/---
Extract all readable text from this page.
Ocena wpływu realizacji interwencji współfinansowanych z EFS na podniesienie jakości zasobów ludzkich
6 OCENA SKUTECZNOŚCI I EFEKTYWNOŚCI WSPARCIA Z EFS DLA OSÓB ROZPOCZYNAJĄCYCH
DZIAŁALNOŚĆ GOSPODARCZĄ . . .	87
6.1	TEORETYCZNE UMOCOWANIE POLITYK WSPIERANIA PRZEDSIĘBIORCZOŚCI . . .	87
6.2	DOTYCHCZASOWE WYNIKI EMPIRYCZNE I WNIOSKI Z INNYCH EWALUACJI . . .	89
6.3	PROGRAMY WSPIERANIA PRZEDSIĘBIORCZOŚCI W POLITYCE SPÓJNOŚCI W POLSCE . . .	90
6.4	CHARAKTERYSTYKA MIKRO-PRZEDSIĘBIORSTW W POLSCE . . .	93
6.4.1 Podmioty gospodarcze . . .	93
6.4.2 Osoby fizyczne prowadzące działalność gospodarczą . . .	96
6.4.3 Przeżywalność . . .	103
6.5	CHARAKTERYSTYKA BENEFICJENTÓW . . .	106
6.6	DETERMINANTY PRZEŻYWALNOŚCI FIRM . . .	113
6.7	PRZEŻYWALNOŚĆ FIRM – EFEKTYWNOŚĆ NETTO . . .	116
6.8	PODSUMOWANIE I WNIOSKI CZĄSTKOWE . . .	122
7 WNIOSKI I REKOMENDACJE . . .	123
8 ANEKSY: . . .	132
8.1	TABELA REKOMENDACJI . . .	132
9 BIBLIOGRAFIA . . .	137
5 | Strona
\---
To be done:
Within the listing above, find every line containing the string "FIRM" and return it.

Task response:
6.6	DETERMINANTY PRZEŻYWALNOŚCI FIRM . . .	113
6.7	PRZEŻYWALNOŚĆ FIRM – EFEKTYWNOŚĆ NETTO . . .	116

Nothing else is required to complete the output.